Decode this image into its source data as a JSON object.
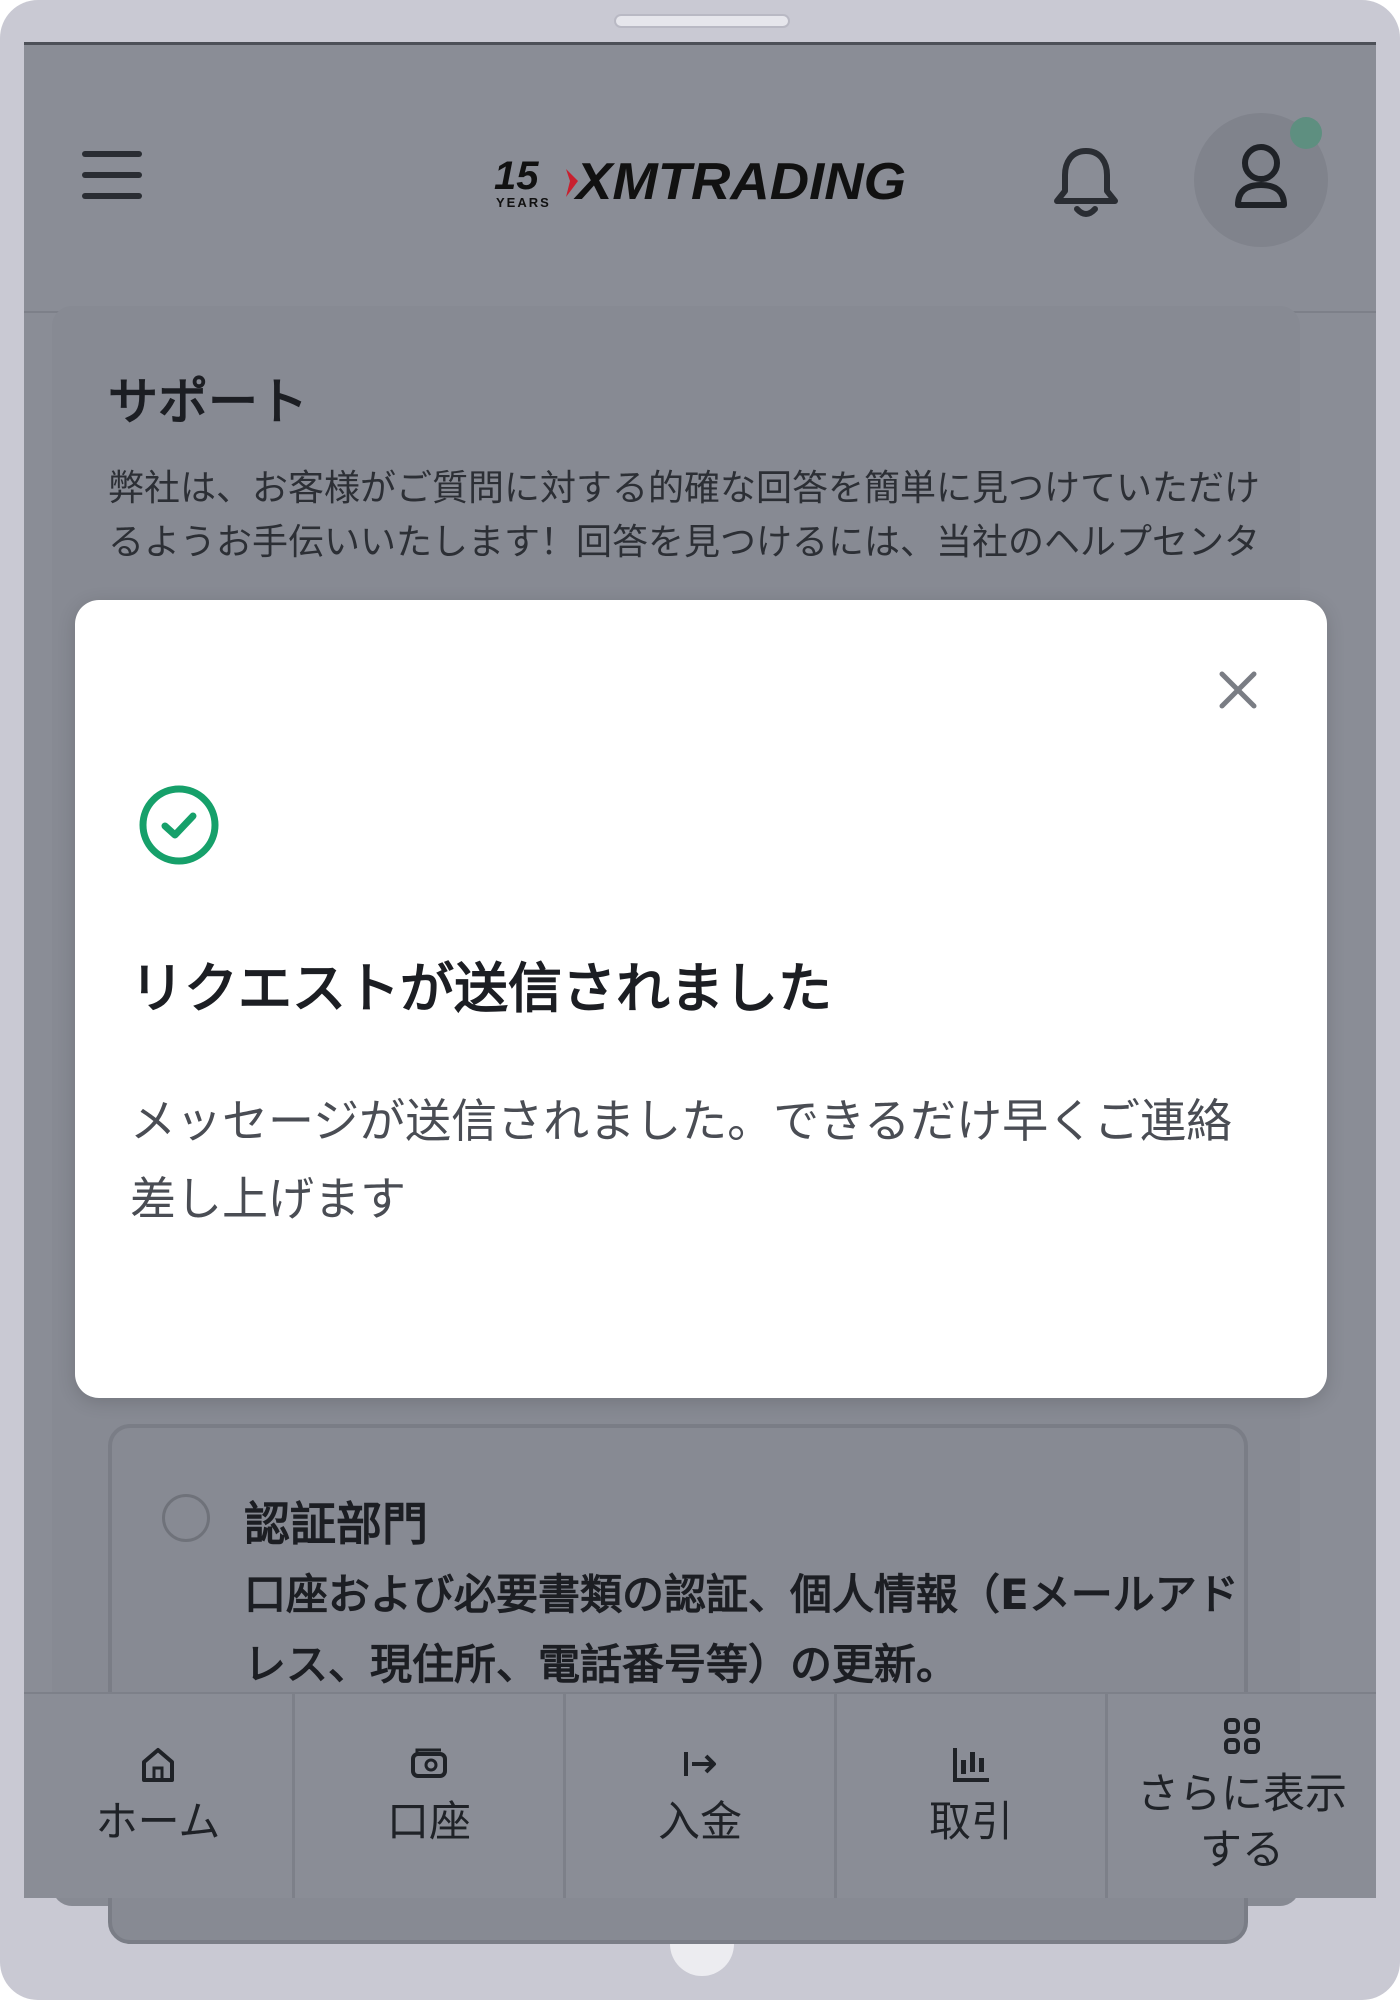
{
  "header": {
    "logo_years_number": "15",
    "logo_years_word": "YEARS",
    "logo_brand": "XMTRADING"
  },
  "support": {
    "title": "サポート",
    "description": "弊社は、お客様がご質問に対する的確な回答を簡単に見つけていただけるようお手伝いいたします！回答を見つけるには、当社のヘルプセンターページ"
  },
  "option": {
    "title": "認証部門",
    "description": "口座および必要書類の認証、個人情報（Eメールアドレス、現住所、電話番号等）の更新。"
  },
  "modal": {
    "title": "リクエストが送信されました",
    "message": "メッセージが送信されました。できるだけ早くご連絡差し上げます"
  },
  "bottom_nav": [
    {
      "label": "ホーム",
      "icon": "home-icon"
    },
    {
      "label": "口座",
      "icon": "wallet-icon"
    },
    {
      "label": "入金",
      "icon": "deposit-icon"
    },
    {
      "label": "取引",
      "icon": "chart-icon"
    },
    {
      "label": "さらに表示する",
      "icon": "grid-icon"
    }
  ],
  "colors": {
    "success": "#16a06a",
    "overlay_bg": "#8a8d96",
    "brand_red": "#c8202e"
  }
}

[EXERCISE INSTRUCTIONS] Copy out every line from the data above that has "label" in it.

[RESULT]
      "label": "ホーム",
      "label": "口座",
      "label": "入金",
      "label": "取引",
      "label": "さらに表示する",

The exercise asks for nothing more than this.